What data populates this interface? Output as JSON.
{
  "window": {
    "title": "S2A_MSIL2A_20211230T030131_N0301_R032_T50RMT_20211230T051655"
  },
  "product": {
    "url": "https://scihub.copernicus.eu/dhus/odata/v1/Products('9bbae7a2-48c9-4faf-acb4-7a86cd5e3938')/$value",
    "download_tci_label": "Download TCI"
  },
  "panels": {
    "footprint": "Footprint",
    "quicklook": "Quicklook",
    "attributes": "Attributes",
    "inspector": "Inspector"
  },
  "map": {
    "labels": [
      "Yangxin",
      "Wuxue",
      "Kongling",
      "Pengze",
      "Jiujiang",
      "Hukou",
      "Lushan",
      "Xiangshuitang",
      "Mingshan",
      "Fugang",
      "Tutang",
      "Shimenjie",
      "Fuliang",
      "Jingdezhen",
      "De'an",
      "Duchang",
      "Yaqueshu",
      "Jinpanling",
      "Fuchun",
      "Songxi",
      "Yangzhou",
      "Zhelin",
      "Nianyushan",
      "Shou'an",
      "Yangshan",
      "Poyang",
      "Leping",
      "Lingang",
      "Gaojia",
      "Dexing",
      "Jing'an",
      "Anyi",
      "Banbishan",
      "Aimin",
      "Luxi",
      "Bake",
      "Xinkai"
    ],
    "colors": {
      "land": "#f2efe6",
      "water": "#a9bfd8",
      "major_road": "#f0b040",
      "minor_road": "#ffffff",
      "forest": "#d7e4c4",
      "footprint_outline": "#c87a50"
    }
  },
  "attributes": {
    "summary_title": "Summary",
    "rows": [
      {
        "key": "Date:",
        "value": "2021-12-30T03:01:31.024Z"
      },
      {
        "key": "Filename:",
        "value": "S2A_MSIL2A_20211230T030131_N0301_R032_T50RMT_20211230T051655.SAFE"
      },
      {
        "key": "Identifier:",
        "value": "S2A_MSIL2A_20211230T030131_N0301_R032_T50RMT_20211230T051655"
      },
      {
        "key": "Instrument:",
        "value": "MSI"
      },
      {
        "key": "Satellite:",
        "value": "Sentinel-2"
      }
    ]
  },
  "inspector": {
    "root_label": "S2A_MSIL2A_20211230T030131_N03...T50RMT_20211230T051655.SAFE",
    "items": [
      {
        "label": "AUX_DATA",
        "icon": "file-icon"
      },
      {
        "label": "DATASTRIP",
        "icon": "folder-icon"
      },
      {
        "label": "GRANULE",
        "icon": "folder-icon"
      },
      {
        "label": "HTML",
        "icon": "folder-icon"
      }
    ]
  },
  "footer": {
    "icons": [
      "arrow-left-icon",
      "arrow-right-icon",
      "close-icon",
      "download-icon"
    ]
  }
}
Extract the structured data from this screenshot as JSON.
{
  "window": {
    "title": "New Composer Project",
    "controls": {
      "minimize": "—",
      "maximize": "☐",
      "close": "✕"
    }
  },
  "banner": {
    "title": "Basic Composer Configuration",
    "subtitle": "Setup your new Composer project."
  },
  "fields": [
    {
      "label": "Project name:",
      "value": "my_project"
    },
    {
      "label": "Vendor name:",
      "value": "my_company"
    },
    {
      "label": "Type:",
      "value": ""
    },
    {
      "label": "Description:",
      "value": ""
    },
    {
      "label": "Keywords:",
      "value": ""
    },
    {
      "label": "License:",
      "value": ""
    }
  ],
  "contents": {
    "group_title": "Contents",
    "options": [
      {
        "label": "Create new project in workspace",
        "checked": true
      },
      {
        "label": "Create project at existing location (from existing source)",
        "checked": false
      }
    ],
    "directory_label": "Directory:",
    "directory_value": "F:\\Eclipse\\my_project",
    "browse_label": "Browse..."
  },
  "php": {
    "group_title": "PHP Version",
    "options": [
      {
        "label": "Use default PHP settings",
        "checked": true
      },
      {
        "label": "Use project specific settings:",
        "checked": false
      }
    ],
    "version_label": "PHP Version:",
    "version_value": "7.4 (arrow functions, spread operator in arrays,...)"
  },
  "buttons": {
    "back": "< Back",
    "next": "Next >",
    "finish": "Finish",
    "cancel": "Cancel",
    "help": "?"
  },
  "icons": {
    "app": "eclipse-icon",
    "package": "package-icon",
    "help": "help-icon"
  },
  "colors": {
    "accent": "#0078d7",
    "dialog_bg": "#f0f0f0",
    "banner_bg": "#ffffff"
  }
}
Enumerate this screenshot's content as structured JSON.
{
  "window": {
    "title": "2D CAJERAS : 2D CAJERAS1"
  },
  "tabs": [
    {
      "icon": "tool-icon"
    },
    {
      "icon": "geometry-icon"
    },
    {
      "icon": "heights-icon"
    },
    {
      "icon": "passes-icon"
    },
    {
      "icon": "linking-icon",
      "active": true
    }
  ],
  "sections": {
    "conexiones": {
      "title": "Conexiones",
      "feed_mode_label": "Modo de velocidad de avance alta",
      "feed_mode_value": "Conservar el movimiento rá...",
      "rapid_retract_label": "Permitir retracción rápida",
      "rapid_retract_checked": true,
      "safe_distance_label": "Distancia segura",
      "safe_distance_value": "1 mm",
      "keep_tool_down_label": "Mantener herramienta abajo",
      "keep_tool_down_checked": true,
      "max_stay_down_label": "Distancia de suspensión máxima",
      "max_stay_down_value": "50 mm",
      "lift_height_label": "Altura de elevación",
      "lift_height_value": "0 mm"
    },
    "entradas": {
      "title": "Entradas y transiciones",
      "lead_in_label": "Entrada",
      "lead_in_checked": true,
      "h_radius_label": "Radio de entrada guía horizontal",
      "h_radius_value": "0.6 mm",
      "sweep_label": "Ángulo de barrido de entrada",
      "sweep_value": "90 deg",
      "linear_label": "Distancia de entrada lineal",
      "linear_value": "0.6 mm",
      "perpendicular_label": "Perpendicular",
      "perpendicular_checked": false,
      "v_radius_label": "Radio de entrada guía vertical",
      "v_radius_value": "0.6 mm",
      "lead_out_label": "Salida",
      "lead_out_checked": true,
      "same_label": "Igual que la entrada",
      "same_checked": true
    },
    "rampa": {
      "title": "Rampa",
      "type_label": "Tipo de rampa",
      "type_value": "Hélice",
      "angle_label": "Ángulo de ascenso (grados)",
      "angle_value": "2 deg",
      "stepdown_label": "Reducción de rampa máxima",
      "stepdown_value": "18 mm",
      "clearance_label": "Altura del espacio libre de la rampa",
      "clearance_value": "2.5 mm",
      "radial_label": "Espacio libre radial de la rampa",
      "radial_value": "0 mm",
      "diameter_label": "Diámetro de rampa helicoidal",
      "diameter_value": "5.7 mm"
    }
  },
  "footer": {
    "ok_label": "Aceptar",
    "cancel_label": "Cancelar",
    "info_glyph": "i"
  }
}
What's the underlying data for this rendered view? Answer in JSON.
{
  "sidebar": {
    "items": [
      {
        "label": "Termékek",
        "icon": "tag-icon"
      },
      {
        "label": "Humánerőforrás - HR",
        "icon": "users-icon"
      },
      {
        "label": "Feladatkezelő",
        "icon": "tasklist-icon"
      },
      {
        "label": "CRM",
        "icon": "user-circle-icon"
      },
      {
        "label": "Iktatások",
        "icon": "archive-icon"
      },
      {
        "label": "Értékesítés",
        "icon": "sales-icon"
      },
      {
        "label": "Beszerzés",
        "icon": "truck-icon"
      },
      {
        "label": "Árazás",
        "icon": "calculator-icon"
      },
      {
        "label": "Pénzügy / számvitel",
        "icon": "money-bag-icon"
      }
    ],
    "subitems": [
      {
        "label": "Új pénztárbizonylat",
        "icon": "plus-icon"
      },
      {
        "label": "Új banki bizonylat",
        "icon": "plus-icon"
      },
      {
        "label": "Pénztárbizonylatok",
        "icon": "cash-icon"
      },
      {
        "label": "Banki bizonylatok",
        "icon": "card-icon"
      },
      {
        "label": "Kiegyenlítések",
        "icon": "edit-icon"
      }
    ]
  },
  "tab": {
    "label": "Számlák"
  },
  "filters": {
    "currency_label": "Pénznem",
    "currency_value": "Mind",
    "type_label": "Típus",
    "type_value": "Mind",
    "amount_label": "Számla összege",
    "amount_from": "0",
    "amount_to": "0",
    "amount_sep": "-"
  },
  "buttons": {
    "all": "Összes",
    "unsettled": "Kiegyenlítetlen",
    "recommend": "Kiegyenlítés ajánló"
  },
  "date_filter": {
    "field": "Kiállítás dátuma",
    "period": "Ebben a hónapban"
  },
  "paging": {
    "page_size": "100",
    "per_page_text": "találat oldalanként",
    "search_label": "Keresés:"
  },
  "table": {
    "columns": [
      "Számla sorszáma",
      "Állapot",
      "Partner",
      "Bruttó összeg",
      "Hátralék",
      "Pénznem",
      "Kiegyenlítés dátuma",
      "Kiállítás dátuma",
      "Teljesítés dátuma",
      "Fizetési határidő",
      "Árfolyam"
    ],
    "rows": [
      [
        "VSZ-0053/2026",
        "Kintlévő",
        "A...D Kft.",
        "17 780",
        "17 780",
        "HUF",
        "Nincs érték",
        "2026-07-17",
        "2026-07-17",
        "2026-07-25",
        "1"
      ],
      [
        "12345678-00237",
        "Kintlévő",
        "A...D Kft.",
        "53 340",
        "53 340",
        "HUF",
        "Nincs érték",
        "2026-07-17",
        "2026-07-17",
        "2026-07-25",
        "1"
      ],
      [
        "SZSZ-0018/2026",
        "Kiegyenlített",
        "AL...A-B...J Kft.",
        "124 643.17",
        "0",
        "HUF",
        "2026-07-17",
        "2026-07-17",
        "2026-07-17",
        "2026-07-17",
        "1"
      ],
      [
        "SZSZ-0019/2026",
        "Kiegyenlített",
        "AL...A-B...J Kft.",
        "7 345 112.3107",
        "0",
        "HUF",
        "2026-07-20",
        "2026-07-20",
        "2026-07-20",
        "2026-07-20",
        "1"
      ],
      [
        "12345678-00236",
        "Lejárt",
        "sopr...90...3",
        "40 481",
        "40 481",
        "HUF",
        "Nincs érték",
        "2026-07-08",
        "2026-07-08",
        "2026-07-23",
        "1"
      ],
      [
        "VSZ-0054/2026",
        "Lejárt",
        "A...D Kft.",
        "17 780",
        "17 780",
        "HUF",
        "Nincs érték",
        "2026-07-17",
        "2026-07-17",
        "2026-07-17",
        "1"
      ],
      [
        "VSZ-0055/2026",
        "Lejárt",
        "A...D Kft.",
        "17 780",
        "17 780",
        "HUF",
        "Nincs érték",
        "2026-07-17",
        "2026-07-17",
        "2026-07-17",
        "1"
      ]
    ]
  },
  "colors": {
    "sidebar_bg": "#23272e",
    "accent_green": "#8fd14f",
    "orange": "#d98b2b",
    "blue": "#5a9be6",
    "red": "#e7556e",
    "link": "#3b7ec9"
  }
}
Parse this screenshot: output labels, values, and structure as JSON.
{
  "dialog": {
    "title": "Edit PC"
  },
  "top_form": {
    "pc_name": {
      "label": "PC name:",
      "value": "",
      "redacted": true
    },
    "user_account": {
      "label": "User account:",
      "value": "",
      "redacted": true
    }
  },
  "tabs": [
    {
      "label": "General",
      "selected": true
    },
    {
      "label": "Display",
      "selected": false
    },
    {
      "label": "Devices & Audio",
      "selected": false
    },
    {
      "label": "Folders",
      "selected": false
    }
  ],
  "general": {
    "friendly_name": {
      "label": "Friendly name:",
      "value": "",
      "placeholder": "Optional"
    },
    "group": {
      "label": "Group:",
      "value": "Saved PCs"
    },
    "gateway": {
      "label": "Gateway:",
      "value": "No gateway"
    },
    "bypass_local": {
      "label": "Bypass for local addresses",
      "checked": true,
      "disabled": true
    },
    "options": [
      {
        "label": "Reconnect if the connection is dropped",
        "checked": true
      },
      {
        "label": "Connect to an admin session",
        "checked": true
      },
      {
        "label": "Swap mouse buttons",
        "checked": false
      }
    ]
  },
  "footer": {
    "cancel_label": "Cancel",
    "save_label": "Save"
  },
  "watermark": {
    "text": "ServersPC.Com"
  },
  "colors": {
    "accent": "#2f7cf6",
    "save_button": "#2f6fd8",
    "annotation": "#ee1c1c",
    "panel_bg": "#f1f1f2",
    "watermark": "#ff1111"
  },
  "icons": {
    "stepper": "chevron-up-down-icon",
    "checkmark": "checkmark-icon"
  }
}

※

_Aim_
In the entries above, take the line containing "Parse this screenshot: output" and each later line through the last, and repeat them exactly. Output nothing else.

_Final result_
Parse this screenshot: output labels, values, and structure as JSON.
{
  "dialog": {
    "title": "Edit PC"
  },
  "top_form": {
    "pc_name": {
      "label": "PC name:",
      "value": "",
      "redacted": true
    },
    "user_account": {
      "label": "User account:",
      "value": "",
      "redacted": true
    }
  },
  "tabs": [
    {
      "label": "General",
      "selected": true
    },
    {
      "label": "Display",
      "selected": false
    },
    {
      "label": "Devices & Audio",
      "selected": false
    },
    {
      "label": "Folders",
      "selected": false
    }
  ],
  "general": {
    "friendly_name": {
      "label": "Friendly name:",
      "value": "",
      "placeholder": "Optional"
    },
    "group": {
      "label": "Group:",
      "value": "Saved PCs"
    },
    "gateway": {
      "label": "Gateway:",
      "value": "No gateway"
    },
    "bypass_local": {
      "label": "Bypass for local addresses",
      "checked": true,
      "disabled": true
    },
    "options": [
      {
        "label": "Reconnect if the connection is dropped",
        "checked": true
      },
      {
        "label": "Connect to an admin session",
        "checked": true
      },
      {
        "label": "Swap mouse buttons",
        "checked": false
      }
    ]
  },
  "footer": {
    "cancel_label": "Cancel",
    "save_label": "Save"
  },
  "watermark": {
    "text": "ServersPC.Com"
  },
  "colors": {
    "accent": "#2f7cf6",
    "save_button": "#2f6fd8",
    "annotation": "#ee1c1c",
    "panel_bg": "#f1f1f2",
    "watermark": "#ff1111"
  },
  "icons": {
    "stepper": "chevron-up-down-icon",
    "checkmark": "checkmark-icon"
  }
}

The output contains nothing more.